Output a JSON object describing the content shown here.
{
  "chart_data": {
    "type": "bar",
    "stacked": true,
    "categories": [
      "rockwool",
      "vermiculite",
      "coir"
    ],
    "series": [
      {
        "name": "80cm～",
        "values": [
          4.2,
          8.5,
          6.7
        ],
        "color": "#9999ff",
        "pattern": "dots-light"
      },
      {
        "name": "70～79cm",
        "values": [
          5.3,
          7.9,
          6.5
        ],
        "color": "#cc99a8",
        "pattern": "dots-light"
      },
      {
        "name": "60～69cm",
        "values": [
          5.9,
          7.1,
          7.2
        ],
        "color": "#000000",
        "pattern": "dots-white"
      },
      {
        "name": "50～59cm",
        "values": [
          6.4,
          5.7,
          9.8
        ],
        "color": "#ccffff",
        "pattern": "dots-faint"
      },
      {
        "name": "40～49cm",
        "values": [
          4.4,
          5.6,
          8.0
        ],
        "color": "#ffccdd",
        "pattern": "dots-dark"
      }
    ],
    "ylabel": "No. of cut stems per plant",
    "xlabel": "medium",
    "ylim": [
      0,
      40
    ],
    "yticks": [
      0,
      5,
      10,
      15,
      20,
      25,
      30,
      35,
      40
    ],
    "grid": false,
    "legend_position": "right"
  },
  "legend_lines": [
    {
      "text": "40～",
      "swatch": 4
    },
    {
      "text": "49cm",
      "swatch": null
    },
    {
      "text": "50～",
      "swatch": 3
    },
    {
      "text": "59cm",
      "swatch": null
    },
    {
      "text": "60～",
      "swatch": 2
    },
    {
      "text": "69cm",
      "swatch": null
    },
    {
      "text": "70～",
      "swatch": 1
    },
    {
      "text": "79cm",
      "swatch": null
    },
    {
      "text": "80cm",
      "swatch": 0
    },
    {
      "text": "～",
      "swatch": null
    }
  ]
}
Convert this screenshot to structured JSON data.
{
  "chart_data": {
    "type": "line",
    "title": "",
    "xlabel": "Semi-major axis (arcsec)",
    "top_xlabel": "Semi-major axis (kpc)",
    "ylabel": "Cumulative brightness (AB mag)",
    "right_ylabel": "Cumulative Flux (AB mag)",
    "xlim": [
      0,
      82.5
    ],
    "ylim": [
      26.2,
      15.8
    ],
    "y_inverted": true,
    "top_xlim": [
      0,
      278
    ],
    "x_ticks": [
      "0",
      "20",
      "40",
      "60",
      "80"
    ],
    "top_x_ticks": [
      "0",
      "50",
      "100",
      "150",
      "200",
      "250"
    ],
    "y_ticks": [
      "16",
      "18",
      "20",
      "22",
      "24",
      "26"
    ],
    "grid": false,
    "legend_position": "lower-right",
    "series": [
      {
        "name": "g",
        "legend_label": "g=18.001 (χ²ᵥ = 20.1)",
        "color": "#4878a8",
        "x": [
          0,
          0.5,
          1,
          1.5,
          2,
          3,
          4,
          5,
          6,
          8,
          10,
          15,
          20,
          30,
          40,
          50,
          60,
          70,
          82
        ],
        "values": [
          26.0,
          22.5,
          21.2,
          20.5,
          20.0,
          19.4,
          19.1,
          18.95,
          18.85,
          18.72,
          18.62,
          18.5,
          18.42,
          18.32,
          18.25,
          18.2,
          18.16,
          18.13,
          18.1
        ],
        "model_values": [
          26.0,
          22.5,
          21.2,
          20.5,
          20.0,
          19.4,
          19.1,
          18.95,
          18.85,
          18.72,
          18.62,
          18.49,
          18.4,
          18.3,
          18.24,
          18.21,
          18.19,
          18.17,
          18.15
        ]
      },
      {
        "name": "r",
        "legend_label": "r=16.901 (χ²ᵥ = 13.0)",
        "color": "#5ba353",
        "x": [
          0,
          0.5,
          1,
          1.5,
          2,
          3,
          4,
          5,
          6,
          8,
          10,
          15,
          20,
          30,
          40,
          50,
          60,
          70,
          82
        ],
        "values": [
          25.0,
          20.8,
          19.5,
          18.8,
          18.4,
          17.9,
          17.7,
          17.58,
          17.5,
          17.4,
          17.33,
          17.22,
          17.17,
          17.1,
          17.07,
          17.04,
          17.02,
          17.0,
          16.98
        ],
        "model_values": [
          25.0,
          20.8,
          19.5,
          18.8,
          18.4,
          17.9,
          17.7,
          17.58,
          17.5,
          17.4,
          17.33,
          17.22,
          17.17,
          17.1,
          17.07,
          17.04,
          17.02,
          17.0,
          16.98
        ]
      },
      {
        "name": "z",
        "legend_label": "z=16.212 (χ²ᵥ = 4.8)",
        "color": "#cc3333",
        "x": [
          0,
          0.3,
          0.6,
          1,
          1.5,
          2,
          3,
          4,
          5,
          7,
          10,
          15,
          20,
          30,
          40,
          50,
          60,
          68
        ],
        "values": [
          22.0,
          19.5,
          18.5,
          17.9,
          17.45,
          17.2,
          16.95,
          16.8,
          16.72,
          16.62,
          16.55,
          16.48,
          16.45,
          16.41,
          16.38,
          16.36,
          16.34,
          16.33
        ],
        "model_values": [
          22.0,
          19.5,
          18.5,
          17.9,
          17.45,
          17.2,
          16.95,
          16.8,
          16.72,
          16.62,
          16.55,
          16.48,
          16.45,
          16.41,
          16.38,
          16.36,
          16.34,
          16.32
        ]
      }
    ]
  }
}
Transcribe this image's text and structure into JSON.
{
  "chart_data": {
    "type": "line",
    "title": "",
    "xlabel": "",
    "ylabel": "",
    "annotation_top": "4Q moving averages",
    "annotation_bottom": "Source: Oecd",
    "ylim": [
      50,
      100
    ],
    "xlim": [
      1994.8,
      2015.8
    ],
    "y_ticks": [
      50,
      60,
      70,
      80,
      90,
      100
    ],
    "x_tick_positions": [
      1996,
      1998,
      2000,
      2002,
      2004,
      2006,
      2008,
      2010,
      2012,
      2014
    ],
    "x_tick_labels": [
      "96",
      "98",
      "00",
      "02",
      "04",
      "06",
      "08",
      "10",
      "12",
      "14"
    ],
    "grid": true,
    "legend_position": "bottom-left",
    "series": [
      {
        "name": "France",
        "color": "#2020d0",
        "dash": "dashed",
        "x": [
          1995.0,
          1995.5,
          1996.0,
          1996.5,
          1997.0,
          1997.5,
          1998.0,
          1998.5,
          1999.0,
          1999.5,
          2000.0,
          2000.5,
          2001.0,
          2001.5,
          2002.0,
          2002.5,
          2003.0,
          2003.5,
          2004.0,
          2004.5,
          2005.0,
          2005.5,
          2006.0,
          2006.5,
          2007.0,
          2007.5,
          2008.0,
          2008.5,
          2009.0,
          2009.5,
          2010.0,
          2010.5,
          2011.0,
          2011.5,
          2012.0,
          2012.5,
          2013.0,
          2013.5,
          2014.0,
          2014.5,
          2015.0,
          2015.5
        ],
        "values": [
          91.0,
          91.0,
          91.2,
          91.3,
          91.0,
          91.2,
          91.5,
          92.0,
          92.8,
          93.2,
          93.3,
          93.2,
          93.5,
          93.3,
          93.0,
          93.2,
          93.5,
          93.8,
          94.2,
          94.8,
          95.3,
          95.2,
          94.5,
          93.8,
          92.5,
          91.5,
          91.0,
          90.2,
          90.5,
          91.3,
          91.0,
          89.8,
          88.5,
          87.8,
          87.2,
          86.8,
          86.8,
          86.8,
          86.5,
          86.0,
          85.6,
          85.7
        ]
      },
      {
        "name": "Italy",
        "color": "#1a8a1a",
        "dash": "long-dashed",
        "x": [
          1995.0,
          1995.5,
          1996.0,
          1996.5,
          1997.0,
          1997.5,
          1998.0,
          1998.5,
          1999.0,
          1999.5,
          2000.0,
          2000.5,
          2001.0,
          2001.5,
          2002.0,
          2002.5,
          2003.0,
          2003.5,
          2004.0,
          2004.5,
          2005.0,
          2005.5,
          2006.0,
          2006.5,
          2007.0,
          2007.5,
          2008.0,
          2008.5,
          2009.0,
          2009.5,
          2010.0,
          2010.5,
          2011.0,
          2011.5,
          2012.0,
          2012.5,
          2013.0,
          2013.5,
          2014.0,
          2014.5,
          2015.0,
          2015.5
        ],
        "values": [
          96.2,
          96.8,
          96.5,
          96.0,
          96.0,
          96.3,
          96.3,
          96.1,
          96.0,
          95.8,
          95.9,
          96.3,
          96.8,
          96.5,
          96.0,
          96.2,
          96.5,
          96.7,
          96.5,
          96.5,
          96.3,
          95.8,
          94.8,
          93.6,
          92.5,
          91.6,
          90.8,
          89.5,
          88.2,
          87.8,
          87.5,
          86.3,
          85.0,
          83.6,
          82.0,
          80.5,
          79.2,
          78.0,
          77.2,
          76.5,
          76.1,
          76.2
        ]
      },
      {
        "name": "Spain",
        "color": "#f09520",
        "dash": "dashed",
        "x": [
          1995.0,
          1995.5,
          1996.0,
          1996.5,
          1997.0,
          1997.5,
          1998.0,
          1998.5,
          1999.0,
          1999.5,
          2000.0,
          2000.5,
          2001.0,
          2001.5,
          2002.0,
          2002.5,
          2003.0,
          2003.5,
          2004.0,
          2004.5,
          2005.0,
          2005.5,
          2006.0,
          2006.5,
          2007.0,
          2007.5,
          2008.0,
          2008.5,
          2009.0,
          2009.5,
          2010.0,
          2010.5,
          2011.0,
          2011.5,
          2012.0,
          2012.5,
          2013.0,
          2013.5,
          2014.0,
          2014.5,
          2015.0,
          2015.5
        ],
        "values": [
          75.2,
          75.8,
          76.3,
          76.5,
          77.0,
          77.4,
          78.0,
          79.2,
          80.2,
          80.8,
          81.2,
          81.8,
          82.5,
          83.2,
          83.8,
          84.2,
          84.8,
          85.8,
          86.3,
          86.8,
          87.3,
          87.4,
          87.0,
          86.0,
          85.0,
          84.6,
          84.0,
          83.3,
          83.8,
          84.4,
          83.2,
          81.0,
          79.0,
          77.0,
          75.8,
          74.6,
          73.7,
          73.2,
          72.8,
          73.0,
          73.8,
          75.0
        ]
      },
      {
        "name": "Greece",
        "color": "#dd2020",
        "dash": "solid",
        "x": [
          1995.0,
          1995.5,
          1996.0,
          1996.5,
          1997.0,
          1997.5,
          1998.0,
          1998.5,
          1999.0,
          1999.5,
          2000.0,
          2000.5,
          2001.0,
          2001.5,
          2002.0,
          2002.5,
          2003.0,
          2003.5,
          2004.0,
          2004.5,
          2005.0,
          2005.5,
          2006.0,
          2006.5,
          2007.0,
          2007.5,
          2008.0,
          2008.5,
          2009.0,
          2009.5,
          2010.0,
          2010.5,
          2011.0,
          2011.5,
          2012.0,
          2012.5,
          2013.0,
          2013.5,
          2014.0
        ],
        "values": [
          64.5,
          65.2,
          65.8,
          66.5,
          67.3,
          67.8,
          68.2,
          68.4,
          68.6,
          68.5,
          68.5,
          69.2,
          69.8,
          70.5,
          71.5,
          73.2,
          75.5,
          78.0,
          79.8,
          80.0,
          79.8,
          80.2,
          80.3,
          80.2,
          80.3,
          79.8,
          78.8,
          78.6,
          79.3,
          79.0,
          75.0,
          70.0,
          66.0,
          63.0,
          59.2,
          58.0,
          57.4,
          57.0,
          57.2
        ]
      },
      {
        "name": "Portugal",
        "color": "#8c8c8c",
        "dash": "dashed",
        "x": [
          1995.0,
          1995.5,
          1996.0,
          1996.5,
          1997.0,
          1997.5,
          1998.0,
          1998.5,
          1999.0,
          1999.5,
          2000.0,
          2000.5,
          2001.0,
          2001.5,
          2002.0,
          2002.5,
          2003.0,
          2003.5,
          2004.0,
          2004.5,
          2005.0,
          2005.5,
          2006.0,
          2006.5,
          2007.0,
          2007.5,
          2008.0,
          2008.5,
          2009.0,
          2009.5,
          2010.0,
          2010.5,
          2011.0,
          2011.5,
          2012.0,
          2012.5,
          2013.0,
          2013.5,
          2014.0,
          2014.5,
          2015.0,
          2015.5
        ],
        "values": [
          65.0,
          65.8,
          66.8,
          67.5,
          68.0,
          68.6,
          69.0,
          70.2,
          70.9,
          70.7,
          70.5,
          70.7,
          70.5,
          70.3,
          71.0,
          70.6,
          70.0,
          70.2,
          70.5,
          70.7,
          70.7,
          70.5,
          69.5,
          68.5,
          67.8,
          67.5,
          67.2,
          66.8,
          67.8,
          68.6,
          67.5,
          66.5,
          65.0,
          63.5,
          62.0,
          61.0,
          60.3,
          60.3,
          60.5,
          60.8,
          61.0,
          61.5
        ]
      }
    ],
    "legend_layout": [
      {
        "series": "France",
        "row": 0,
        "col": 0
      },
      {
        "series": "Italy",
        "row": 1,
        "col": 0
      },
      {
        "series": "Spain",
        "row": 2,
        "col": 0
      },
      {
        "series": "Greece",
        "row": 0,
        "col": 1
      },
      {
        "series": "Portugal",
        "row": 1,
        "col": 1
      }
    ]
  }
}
.....
__Your instructions__. Locate all lines holding the word "series", then copy them out.

__Written response__.
    "series": [
    "series": [
    "series": [
        "series": "France",
        "series": "Italy",
        "series": "Spain",
        "series": "Greece",
        "series": "Portugal",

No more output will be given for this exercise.